**Task prompt:** Extract every entry word for word. Skip the pictures.

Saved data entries
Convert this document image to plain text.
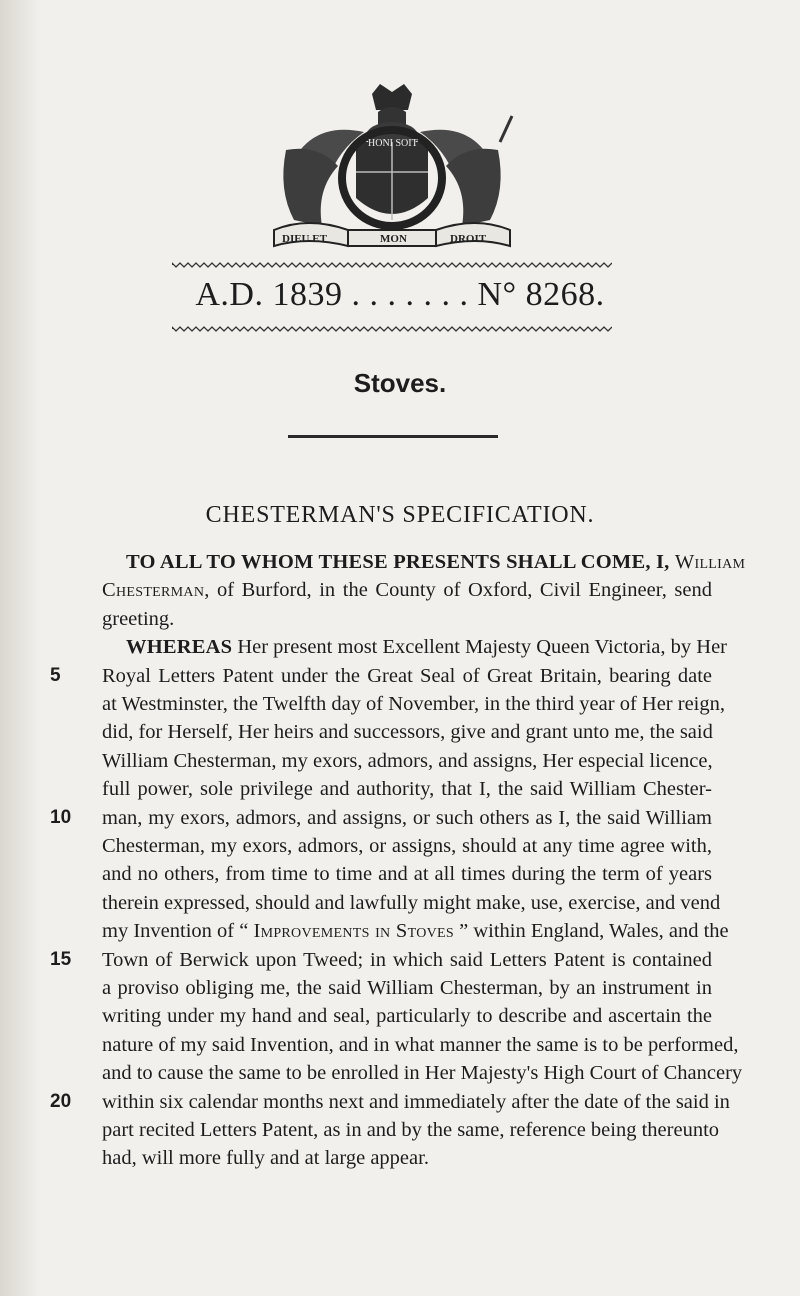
HONI SOIT
DIEU ET	MON	DROIT
A.D. 1839 . . . . . . . N° 8268.
Stoves.
CHESTERMAN'S SPECIFICATION.
TO ALL TO WHOM THESE PRESENTS SHALL COME, I, William
Chesterman, of Burford, in the County of Oxford, Civil Engineer, send
greeting.
WHEREAS Her present most Excellent Majesty Queen Victoria, by Her
5	Royal Letters Patent under the Great Seal of Great Britain, bearing date
at Westminster, the Twelfth day of November, in the third year of Her reign,
did, for Herself, Her heirs and successors, give and grant unto me, the said
William Chesterman, my exors, admors, and assigns, Her especial licence,
full power, sole privilege and authority, that I, the said William Chester-
10	man, my exors, admors, and assigns, or such others as I, the said William
Chesterman, my exors, admors, or assigns, should at any time agree with,
and no others, from time to time and at all times during the term of years
therein expressed, should and lawfully might make, use, exercise, and vend
my Invention of “ Improvements in Stoves ” within England, Wales, and the
15	Town of Berwick upon Tweed; in which said Letters Patent is contained
a proviso obliging me, the said William Chesterman, by an instrument in
writing under my hand and seal, particularly to describe and ascertain the
nature of my said Invention, and in what manner the same is to be performed,
and to cause the same to be enrolled in Her Majesty's High Court of Chancery
20	within six calendar months next and immediately after the date of the said in
part recited Letters Patent, as in and by the same, reference being thereunto
had, will more fully and at large appear.
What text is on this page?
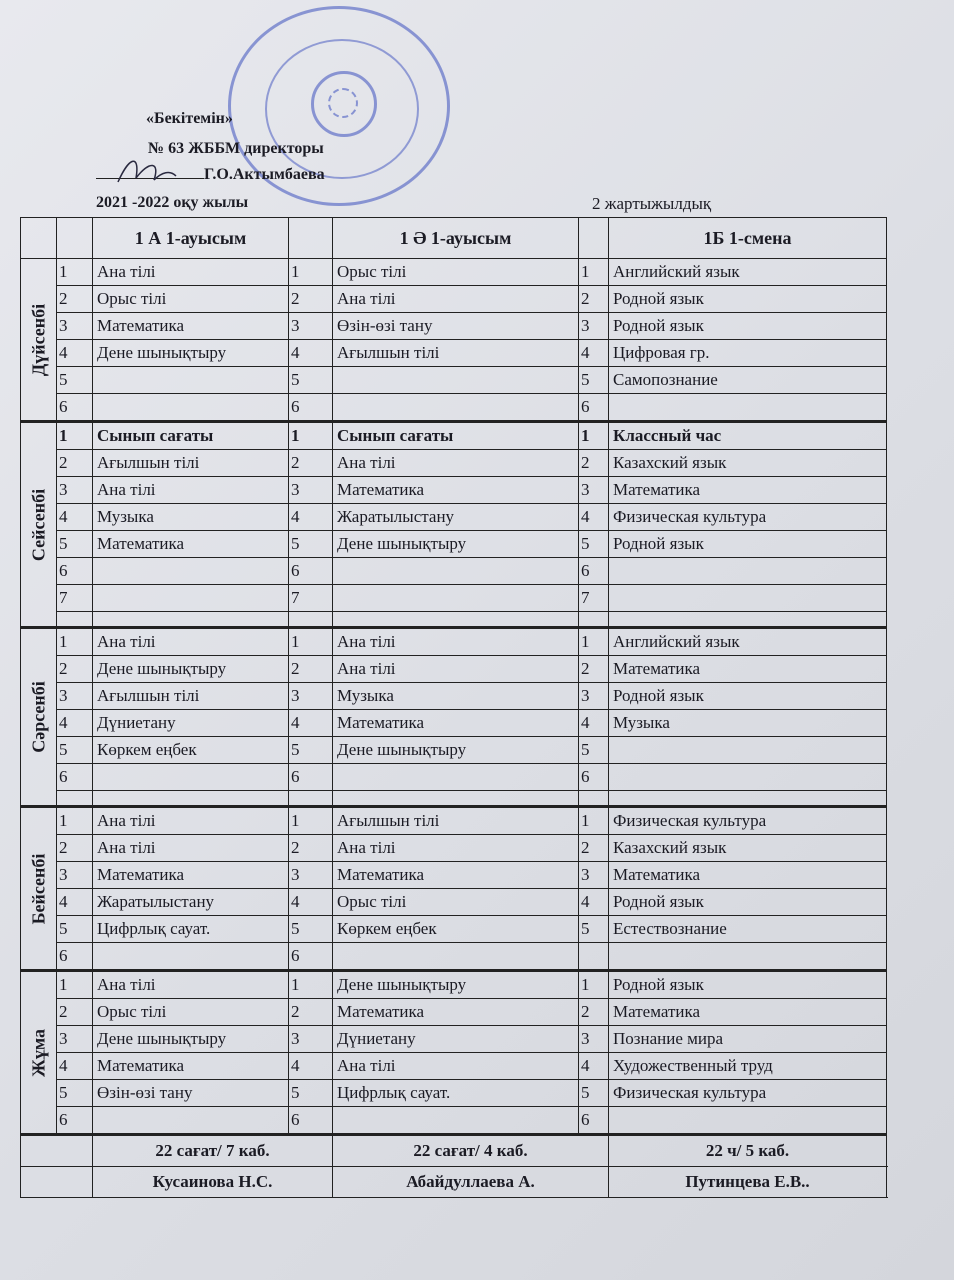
«Бекітемін»
№ 63 ЖББМ директоры
Г.О.Актымбаева
2021 -2022 оқу жылы	2 жартыжылдық
		1 А 1-ауысым		1 Ә 1-ауысым		1Б 1-смена

Дүйсенбі	1	Ана тілі	1	Орыс тілі	1	Английский язык
	2	Орыс тілі	2	Ана тілі	2	Родной язык
	3	Математика	3	Өзін-өзі тану	3	Родной язык
	4	Дене шынықтыру	4	Ағылшын тілі	4	Цифровая гр.
	5		5		5	Самопознание
	6		6		6	

Сейсенбі	1	Сынып сағаты	1	Сынып сағаты	1	Классный час
	2	Ағылшын тілі	2	Ана тілі	2	Казахский язык
	3	Ана тілі	3	Математика	3	Математика
	4	Музыка	4	Жаратылыстану	4	Физическая культура
	5	Математика	5	Дене шынықтыру	5	Родной язык
	6		6		6	
	7		7		7	

Сәрсенбі	1	Ана тілі	1	Ана тілі	1	Английский язык
	2	Дене шынықтыру	2	Ана тілі	2	Математика
	3	Ағылшын тілі	3	Музыка	3	Родной язык
	4	Дүниетану	4	Математика	4	Музыка
	5	Көркем еңбек	5	Дене шынықтыру	5	
	6		6		6	

Бейсенбі	1	Ана тілі	1	Ағылшын тілі	1	Физическая культура
	2	Ана тілі	2	Ана тілі	2	Казахский язык
	3	Математика	3	Математика	3	Математика
	4	Жаратылыстану	4	Орыс тілі	4	Родной язык
	5	Цифрлық сауат.	5	Көркем еңбек	5	Естествознание
	6		6			

Жұма	1	Ана тілі	1	Дене шынықтыру	1	Родной язык
	2	Орыс тілі	2	Математика	2	Математика
	3	Дене шынықтыру	3	Дүниетану	3	Познание мира
	4	Математика	4	Ана тілі	4	Художественный труд
	5	Өзін-өзі тану	5	Цифрлық сауат.	5	Физическая культура
	6		6		6	
		22 сағат/ 7 каб.		22 сағат/ 4 каб.		22 ч/ 5 каб.
		Кусаинова Н.С.		Абайдуллаева А.		Путинцева Е.В..
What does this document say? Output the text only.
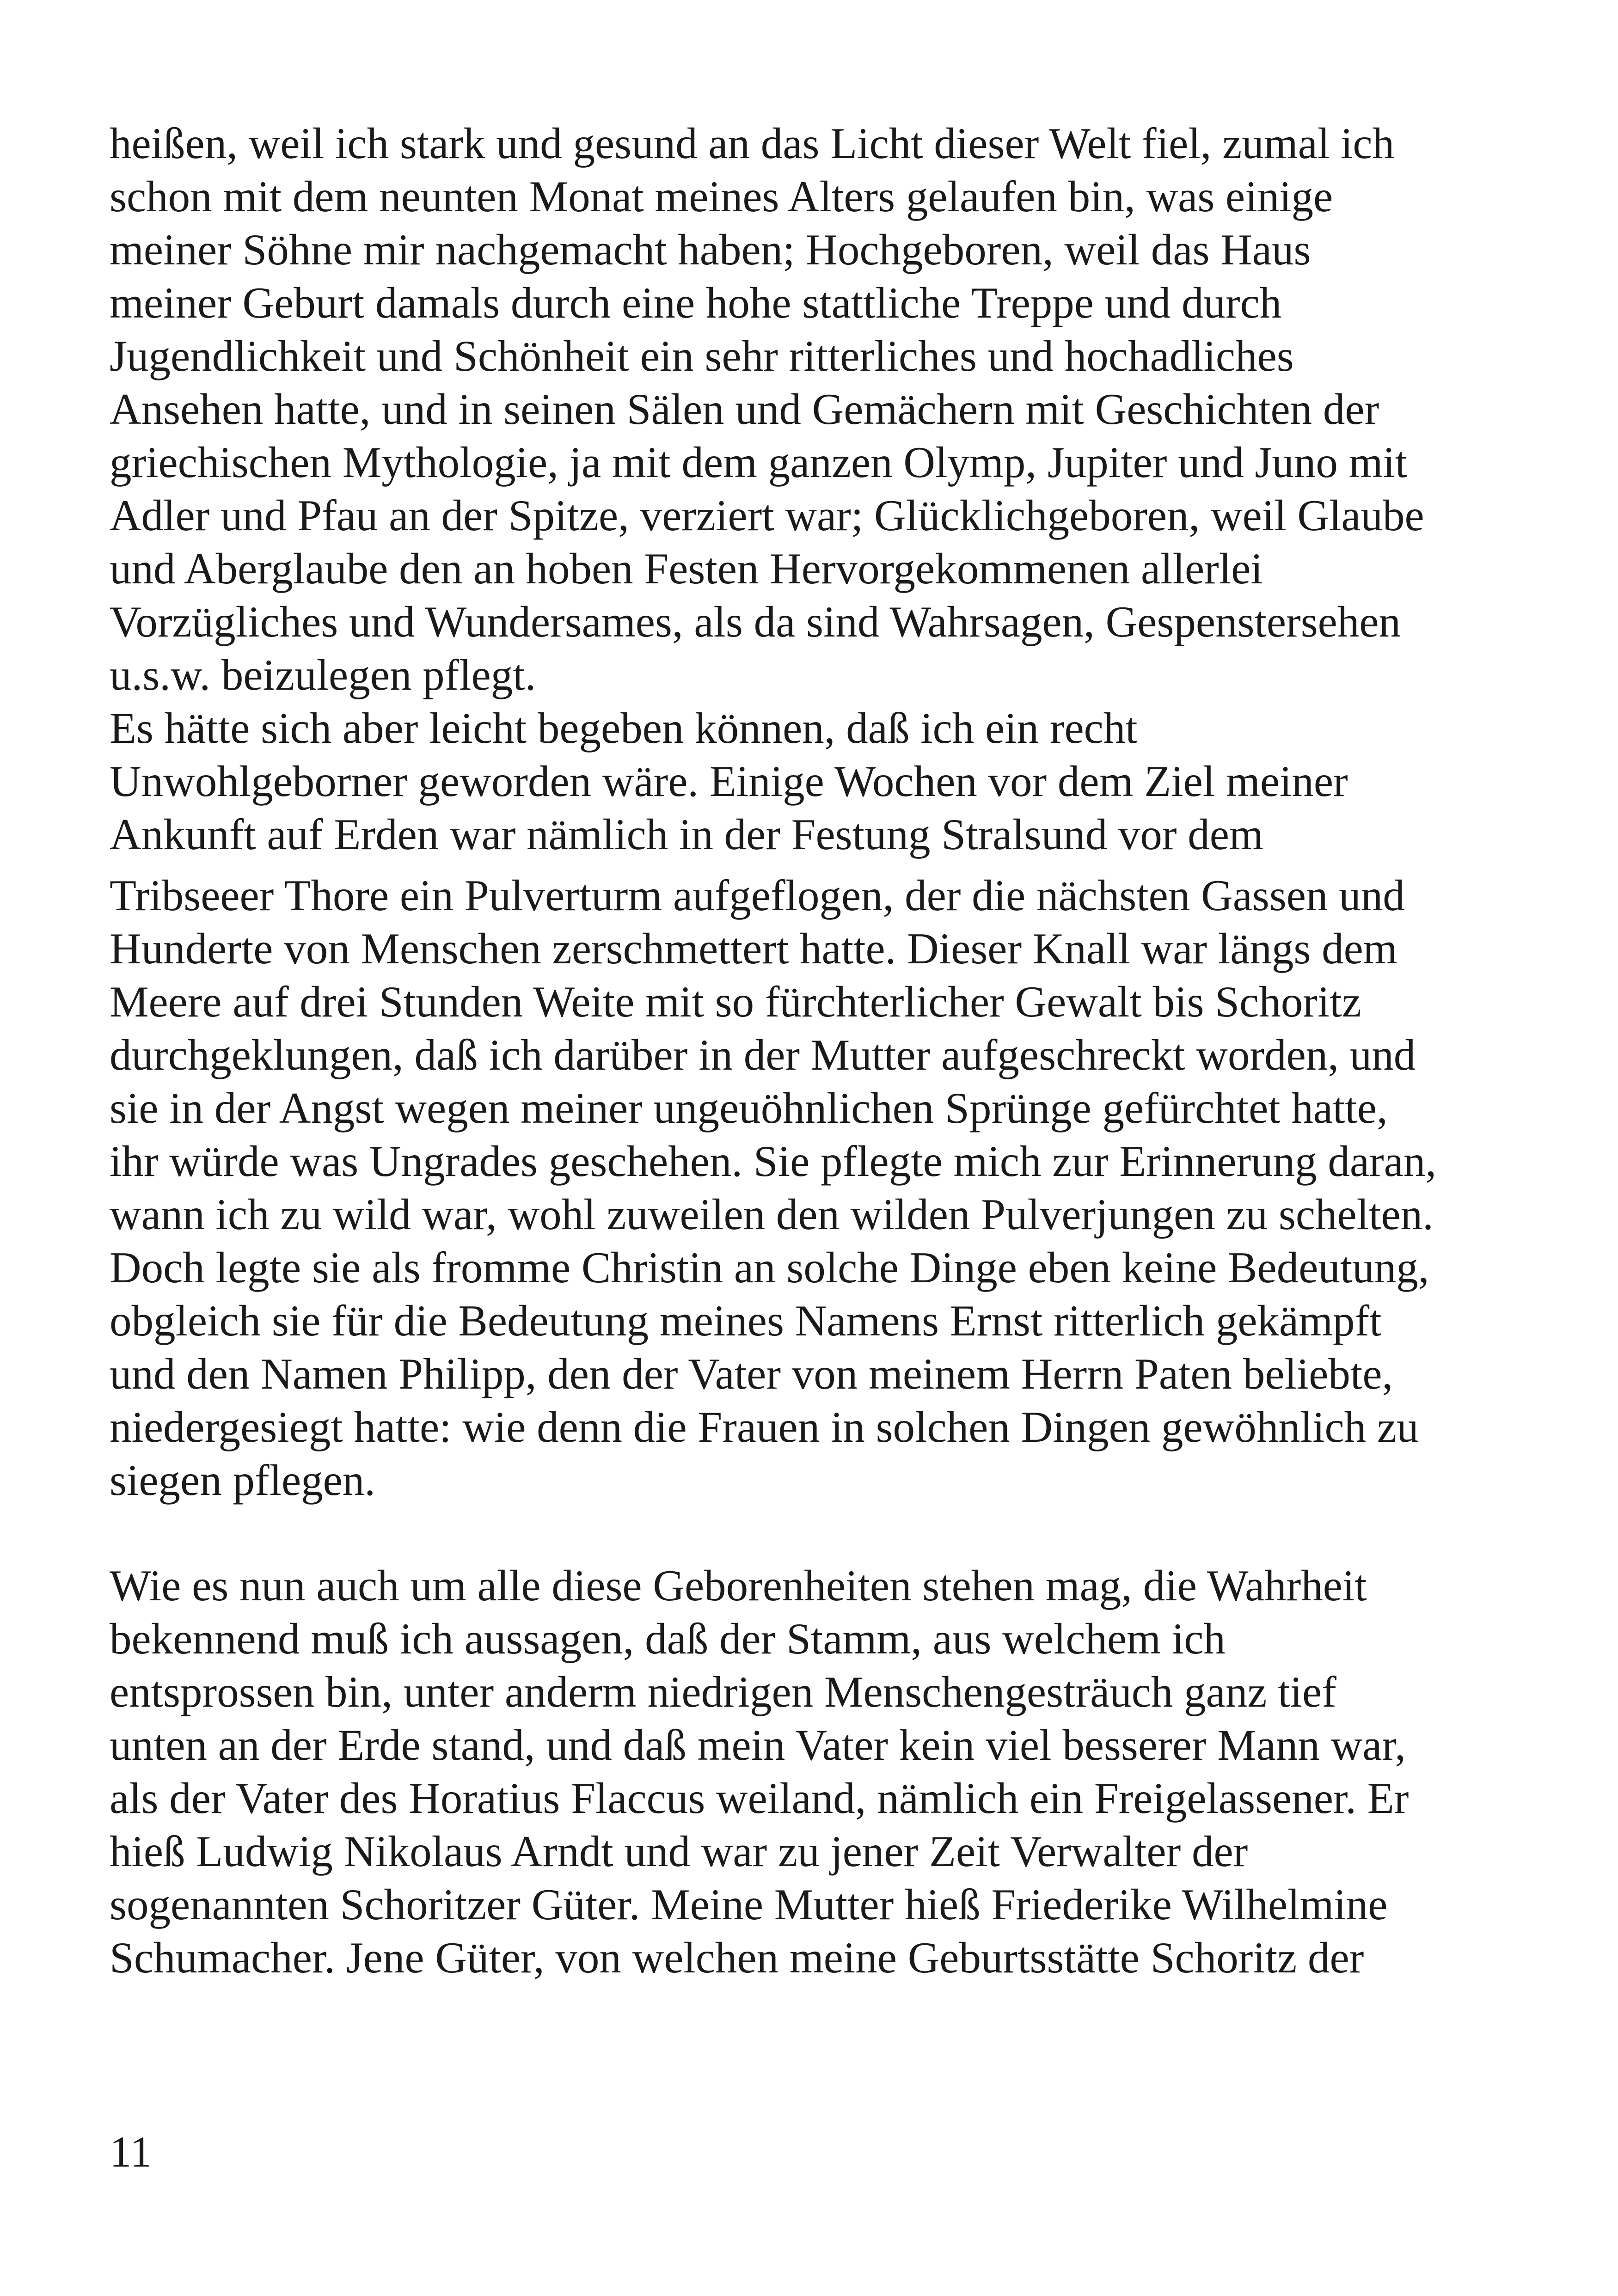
heißen, weil ich stark und gesund an das Licht dieser Welt fiel, zumal ich
schon mit dem neunten Monat meines Alters gelaufen bin, was einige
meiner Söhne mir nachgemacht haben; Hochgeboren, weil das Haus
meiner Geburt damals durch eine hohe stattliche Treppe und durch
Jugendlichkeit und Schönheit ein sehr ritterliches und hochadliches
Ansehen hatte, und in seinen Sälen und Gemächern mit Geschichten der
griechischen Mythologie, ja mit dem ganzen Olymp, Jupiter und Juno mit
Adler und Pfau an der Spitze, verziert war; Glücklichgeboren, weil Glaube
und Aberglaube den an hoben Festen Hervorgekommenen allerlei
Vorzügliches und Wundersames, als da sind Wahrsagen, Gespenstersehen
u.s.w. beizulegen pflegt.
Es hätte sich aber leicht begeben können, daß ich ein recht
Unwohlgeborner geworden wäre. Einige Wochen vor dem Ziel meiner
Ankunft auf Erden war nämlich in der Festung Stralsund vor dem
Tribseeer Thore ein Pulverturm aufgeflogen, der die nächsten Gassen und
Hunderte von Menschen zerschmettert hatte. Dieser Knall war längs dem
Meere auf drei Stunden Weite mit so fürchterlicher Gewalt bis Schoritz
durchgeklungen, daß ich darüber in der Mutter aufgeschreckt worden, und
sie in der Angst wegen meiner ungeuöhnlichen Sprünge gefürchtet hatte,
ihr würde was Ungrades geschehen. Sie pflegte mich zur Erinnerung daran,
wann ich zu wild war, wohl zuweilen den wilden Pulverjungen zu schelten.
Doch legte sie als fromme Christin an solche Dinge eben keine Bedeutung,
obgleich sie für die Bedeutung meines Namens Ernst ritterlich gekämpft
und den Namen Philipp, den der Vater von meinem Herrn Paten beliebte,
niedergesiegt hatte: wie denn die Frauen in solchen Dingen gewöhnlich zu
siegen pflegen.
Wie es nun auch um alle diese Geborenheiten stehen mag, die Wahrheit
bekennend muß ich aussagen, daß der Stamm, aus welchem ich
entsprossen bin, unter anderm niedrigen Menschengesträuch ganz tief
unten an der Erde stand, und daß mein Vater kein viel besserer Mann war,
als der Vater des Horatius Flaccus weiland, nämlich ein Freigelassener. Er
hieß Ludwig Nikolaus Arndt und war zu jener Zeit Verwalter der
sogenannten Schoritzer Güter. Meine Mutter hieß Friederike Wilhelmine
Schumacher. Jene Güter, von welchen meine Geburtsstätte Schoritz der
11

**Task solution:**
Convert this document image to plain text.
HONI SOIT
DIEU ET	MON	DROIT
A.D. 1839 . . . . . . . N° 8268.
Stoves.
CHESTERMAN'S SPECIFICATION.
TO ALL TO WHOM THESE PRESENTS SHALL COME, I, William
Chesterman, of Burford, in the County of Oxford, Civil Engineer, send
greeting.
WHEREAS Her present most Excellent Majesty Queen Victoria, by Her
5	Royal Letters Patent under the Great Seal of Great Britain, bearing date
at Westminster, the Twelfth day of November, in the third year of Her reign,
did, for Herself, Her heirs and successors, give and grant unto me, the said
William Chesterman, my exors, admors, and assigns, Her especial licence,
full power, sole privilege and authority, that I, the said William Chester-
10	man, my exors, admors, and assigns, or such others as I, the said William
Chesterman, my exors, admors, or assigns, should at any time agree with,
and no others, from time to time and at all times during the term of years
therein expressed, should and lawfully might make, use, exercise, and vend
my Invention of “ Improvements in Stoves ” within England, Wales, and the
15	Town of Berwick upon Tweed; in which said Letters Patent is contained
a proviso obliging me, the said William Chesterman, by an instrument in
writing under my hand and seal, particularly to describe and ascertain the
nature of my said Invention, and in what manner the same is to be performed,
and to cause the same to be enrolled in Her Majesty's High Court of Chancery
20	within six calendar months next and immediately after the date of the said in
part recited Letters Patent, as in and by the same, reference being thereunto
had, will more fully and at large appear.
What text is on this page?
«Бекітемін»
№ 63 ЖББМ директоры
Г.О.Актымбаева
2021 -2022 оқу жылы	2 жартыжылдық
		1 А 1-ауысым		1 Ә 1-ауысым		1Б 1-смена

Дүйсенбі	1	Ана тілі	1	Орыс тілі	1	Английский язык
	2	Орыс тілі	2	Ана тілі	2	Родной язык
	3	Математика	3	Өзін-өзі тану	3	Родной язык
	4	Дене шынықтыру	4	Ағылшын тілі	4	Цифровая гр.
	5		5		5	Самопознание
	6		6		6	

Сейсенбі	1	Сынып сағаты	1	Сынып сағаты	1	Классный час
	2	Ағылшын тілі	2	Ана тілі	2	Казахский язык
	3	Ана тілі	3	Математика	3	Математика
	4	Музыка	4	Жаратылыстану	4	Физическая культура
	5	Математика	5	Дене шынықтыру	5	Родной язык
	6		6		6	
	7		7		7	

Сәрсенбі	1	Ана тілі	1	Ана тілі	1	Английский язык
	2	Дене шынықтыру	2	Ана тілі	2	Математика
	3	Ағылшын тілі	3	Музыка	3	Родной язык
	4	Дүниетану	4	Математика	4	Музыка
	5	Көркем еңбек	5	Дене шынықтыру	5	
	6		6		6	

Бейсенбі	1	Ана тілі	1	Ағылшын тілі	1	Физическая культура
	2	Ана тілі	2	Ана тілі	2	Казахский язык
	3	Математика	3	Математика	3	Математика
	4	Жаратылыстану	4	Орыс тілі	4	Родной язык
	5	Цифрлық сауат.	5	Көркем еңбек	5	Естествознание
	6		6			

Жұма	1	Ана тілі	1	Дене шынықтыру	1	Родной язык
	2	Орыс тілі	2	Математика	2	Математика
	3	Дене шынықтыру	3	Дүниетану	3	Познание мира
	4	Математика	4	Ана тілі	4	Художественный труд
	5	Өзін-өзі тану	5	Цифрлық сауат.	5	Физическая культура
	6		6		6	
		22 сағат/ 7 каб.		22 сағат/ 4 каб.		22 ч/ 5 каб.
		Кусаинова Н.С.		Абайдуллаева А.		Путинцева Е.В..
What does this document say? Output the text only.
heißen, weil ich stark und gesund an das Licht dieser Welt fiel, zumal ich
schon mit dem neunten Monat meines Alters gelaufen bin, was einige
meiner Söhne mir nachgemacht haben; Hochgeboren, weil das Haus
meiner Geburt damals durch eine hohe stattliche Treppe und durch
Jugendlichkeit und Schönheit ein sehr ritterliches und hochadliches
Ansehen hatte, und in seinen Sälen und Gemächern mit Geschichten der
griechischen Mythologie, ja mit dem ganzen Olymp, Jupiter und Juno mit
Adler und Pfau an der Spitze, verziert war; Glücklichgeboren, weil Glaube
und Aberglaube den an hoben Festen Hervorgekommenen allerlei
Vorzügliches und Wundersames, als da sind Wahrsagen, Gespenstersehen
u.s.w. beizulegen pflegt.
Es hätte sich aber leicht begeben können, daß ich ein recht
Unwohlgeborner geworden wäre. Einige Wochen vor dem Ziel meiner
Ankunft auf Erden war nämlich in der Festung Stralsund vor dem
Tribseeer Thore ein Pulverturm aufgeflogen, der die nächsten Gassen und
Hunderte von Menschen zerschmettert hatte. Dieser Knall war längs dem
Meere auf drei Stunden Weite mit so fürchterlicher Gewalt bis Schoritz
durchgeklungen, daß ich darüber in der Mutter aufgeschreckt worden, und
sie in der Angst wegen meiner ungeuöhnlichen Sprünge gefürchtet hatte,
ihr würde was Ungrades geschehen. Sie pflegte mich zur Erinnerung daran,
wann ich zu wild war, wohl zuweilen den wilden Pulverjungen zu schelten.
Doch legte sie als fromme Christin an solche Dinge eben keine Bedeutung,
obgleich sie für die Bedeutung meines Namens Ernst ritterlich gekämpft
und den Namen Philipp, den der Vater von meinem Herrn Paten beliebte,
niedergesiegt hatte: wie denn die Frauen in solchen Dingen gewöhnlich zu
siegen pflegen.
Wie es nun auch um alle diese Geborenheiten stehen mag, die Wahrheit
bekennend muß ich aussagen, daß der Stamm, aus welchem ich
entsprossen bin, unter anderm niedrigen Menschengesträuch ganz tief
unten an der Erde stand, und daß mein Vater kein viel besserer Mann war,
als der Vater des Horatius Flaccus weiland, nämlich ein Freigelassener. Er
hieß Ludwig Nikolaus Arndt und war zu jener Zeit Verwalter der
sogenannten Schoritzer Güter. Meine Mutter hieß Friederike Wilhelmine
Schumacher. Jene Güter, von welchen meine Geburtsstätte Schoritz der
11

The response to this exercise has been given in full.